EXTRACT PROVIDED
________

We love technology in general: computing technology, telecommunications, nanotechnology and all developments aimed to augment the human productivity and quality of life. However, the founding members of PSI have a combined experience of almost 35 years in the biopharmaceutical industry and thus, we reserve a special place to it in our hearts.
Most medicines in the market are based on simple chemical compounds found in nature, or made in a laboratory out of simple compounds. They are generally known as small molecules. The exception to these are antibiotics, which are produced by a living organism (like penicillin and erythromycin) or synthetized from substances produced by a living organism (clarithromycin is made by performing some changes to the erythromycin molecule). While somewhat bigger, antibiotics are still considered to be in the group of small molecules.
Biotechnology is generally about producing extremely big and complex protein moleules which are only produced by living organisms. This size and complexity makes this molecule very delicate and difficult to process. Sometimes a biotechnology product which is succesfully made in a laboratory, is very challenging to produce in large scale.
In the past, the insulin aministered to diabetics was produced by animals. Given its source, the human body did not react to it very well. Thanks to biotechnology it has been possible to have bacteria generate human insulin out of human DNA. This human insulin is perfectly compatible with humans and thus, generally well accepted and effective.
Bacteria has two types of DNA. The regular one is in the nucleous. However the one that give it superpowers is outside the nucleous and is called Plasmid DNA. This DNA is very simple, in the shape of a ring, and can be transferred from one bacteria to other bacterias (even different type) by simple contact. This DNA stores the genetic code that gives the bacteria its adaptive abilities like antibiotic-resistance.

________

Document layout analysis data
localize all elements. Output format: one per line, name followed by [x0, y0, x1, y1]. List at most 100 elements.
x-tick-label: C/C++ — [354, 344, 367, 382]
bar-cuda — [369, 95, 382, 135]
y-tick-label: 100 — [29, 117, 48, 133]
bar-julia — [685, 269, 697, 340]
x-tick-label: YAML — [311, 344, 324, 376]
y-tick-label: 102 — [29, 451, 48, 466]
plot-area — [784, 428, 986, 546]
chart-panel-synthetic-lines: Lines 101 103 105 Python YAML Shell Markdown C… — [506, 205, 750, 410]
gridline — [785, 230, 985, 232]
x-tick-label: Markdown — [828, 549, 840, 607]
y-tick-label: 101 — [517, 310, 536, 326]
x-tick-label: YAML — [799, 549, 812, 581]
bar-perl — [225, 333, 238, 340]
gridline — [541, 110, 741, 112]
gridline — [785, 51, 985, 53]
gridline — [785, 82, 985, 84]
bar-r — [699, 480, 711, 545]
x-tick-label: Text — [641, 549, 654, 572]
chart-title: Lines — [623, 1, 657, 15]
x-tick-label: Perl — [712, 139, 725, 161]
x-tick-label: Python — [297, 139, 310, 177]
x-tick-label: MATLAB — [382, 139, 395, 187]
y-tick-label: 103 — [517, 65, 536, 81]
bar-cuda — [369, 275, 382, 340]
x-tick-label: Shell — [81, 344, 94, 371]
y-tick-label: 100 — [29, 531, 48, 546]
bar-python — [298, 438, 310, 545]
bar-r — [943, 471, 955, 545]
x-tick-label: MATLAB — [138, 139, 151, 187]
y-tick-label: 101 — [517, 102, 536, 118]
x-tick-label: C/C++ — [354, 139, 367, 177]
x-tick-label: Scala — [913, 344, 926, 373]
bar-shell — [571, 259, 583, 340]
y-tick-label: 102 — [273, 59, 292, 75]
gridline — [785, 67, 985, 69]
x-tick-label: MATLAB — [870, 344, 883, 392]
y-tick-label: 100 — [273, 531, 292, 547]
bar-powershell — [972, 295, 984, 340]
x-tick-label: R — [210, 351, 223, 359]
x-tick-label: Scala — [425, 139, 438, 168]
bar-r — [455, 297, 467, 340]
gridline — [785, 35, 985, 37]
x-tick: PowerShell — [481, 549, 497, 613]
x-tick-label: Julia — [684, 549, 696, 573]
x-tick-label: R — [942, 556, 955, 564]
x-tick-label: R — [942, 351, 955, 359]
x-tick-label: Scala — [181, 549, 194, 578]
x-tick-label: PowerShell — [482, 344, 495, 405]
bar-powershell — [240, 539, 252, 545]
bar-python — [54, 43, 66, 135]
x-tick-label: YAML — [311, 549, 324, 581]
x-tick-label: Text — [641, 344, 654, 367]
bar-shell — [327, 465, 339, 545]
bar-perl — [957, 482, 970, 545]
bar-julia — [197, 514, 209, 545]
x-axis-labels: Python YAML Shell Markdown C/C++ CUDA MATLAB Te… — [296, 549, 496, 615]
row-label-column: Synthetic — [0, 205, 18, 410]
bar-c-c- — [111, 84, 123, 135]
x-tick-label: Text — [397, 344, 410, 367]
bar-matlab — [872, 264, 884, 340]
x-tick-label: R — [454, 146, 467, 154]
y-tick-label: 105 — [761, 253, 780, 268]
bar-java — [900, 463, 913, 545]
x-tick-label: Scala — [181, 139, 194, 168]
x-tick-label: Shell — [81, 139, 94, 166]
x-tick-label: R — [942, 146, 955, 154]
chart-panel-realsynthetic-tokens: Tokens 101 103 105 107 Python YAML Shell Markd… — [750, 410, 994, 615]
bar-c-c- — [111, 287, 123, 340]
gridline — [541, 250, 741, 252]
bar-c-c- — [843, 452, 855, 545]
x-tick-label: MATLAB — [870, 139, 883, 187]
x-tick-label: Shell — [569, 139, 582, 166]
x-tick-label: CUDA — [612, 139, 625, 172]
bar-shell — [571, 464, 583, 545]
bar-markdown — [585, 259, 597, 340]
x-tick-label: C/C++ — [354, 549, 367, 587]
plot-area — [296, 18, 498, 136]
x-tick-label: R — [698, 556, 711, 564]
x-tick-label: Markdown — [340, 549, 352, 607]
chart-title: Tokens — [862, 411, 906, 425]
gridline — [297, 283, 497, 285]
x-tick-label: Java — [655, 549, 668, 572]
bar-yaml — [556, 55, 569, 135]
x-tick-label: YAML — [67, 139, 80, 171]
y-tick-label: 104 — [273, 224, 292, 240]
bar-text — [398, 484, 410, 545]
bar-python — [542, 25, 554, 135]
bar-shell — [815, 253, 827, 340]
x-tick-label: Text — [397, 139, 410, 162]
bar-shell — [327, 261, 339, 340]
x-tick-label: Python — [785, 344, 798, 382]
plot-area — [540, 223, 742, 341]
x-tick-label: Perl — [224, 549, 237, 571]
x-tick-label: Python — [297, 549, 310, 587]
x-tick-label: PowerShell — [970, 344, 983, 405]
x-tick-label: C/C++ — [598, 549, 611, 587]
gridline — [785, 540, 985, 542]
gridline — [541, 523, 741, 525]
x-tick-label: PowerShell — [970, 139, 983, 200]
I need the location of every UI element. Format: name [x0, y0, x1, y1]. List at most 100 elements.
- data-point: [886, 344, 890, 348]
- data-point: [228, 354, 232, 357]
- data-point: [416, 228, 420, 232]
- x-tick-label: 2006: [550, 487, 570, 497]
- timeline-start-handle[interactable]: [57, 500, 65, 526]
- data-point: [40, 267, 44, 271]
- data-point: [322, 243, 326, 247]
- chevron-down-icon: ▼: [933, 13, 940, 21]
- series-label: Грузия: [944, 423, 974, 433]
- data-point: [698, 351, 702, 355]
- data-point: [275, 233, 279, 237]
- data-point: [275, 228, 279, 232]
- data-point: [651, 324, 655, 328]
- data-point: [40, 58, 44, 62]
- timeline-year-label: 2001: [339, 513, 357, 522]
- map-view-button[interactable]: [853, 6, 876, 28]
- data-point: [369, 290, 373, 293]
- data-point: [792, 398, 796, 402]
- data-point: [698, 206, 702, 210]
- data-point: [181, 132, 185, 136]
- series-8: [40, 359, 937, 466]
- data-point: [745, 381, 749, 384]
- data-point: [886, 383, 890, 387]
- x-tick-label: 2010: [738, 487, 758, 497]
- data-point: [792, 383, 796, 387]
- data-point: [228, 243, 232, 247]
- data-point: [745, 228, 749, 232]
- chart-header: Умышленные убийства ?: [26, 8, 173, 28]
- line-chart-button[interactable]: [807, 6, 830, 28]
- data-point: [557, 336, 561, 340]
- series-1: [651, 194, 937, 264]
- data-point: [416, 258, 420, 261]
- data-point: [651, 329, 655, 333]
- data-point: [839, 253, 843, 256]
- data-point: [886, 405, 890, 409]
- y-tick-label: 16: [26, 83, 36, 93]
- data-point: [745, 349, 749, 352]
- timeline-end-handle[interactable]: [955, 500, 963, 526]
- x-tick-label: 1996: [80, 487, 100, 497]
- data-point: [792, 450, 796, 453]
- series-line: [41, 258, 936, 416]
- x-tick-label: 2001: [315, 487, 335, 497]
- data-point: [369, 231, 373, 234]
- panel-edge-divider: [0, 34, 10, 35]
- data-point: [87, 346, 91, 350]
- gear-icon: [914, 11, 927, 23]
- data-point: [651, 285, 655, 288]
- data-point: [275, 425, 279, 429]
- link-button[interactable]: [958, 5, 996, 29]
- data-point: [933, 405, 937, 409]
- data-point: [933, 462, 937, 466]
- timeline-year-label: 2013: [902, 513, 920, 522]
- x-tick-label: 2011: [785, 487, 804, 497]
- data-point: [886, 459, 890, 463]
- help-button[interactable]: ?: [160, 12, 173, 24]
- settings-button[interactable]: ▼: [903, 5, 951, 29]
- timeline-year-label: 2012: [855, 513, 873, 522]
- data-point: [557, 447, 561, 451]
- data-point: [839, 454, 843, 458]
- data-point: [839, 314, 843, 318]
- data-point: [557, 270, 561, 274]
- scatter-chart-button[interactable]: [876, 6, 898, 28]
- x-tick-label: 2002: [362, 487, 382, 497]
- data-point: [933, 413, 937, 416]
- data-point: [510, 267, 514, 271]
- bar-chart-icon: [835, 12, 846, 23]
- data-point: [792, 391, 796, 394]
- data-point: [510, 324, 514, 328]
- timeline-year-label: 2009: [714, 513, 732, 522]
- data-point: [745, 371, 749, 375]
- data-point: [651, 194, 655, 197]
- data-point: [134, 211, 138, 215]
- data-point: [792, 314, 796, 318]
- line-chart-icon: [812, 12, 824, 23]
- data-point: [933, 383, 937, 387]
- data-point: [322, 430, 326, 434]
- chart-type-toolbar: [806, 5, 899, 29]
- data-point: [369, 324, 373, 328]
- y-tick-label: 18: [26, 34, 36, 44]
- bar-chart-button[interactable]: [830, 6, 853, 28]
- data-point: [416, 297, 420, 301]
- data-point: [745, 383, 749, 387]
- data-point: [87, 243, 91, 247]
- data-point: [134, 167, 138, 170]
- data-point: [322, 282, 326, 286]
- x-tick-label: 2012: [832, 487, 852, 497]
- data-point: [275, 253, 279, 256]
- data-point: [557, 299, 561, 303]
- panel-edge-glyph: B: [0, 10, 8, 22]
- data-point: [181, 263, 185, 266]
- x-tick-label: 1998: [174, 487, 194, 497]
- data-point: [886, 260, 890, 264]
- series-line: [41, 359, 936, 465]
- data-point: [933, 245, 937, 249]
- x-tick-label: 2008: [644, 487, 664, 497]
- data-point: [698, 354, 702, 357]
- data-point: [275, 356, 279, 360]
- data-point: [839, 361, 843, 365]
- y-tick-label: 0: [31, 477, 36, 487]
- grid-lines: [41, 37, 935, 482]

________

TASK SET
a - Output the passage of the biotechnology text starting at "We love technology" and ending at "in our hearts.".
b - Answer these questions using the biotechnology text.
(i) How many years of combined experience in the biopharmaceutical industry do the founding members of PSI have?
(ii) In the past, what produced the insulin given to diabetics?
(iii) What is the ring-shaped bacterial DNA called?

EXPECTED OUTPUTS
a -
We love technology in general: computing technology, telecommunications, nanotechnology and all developments aimed to augment the human productivity and quality of life. However, the founding members of PSI have a combined experience of almost 35 years in the biopharmaceutical industry and thus, we reserve a special place to it in our hearts.

b -
(i) Almost 35 years
(ii) Animals
(iii) Plasmid DNA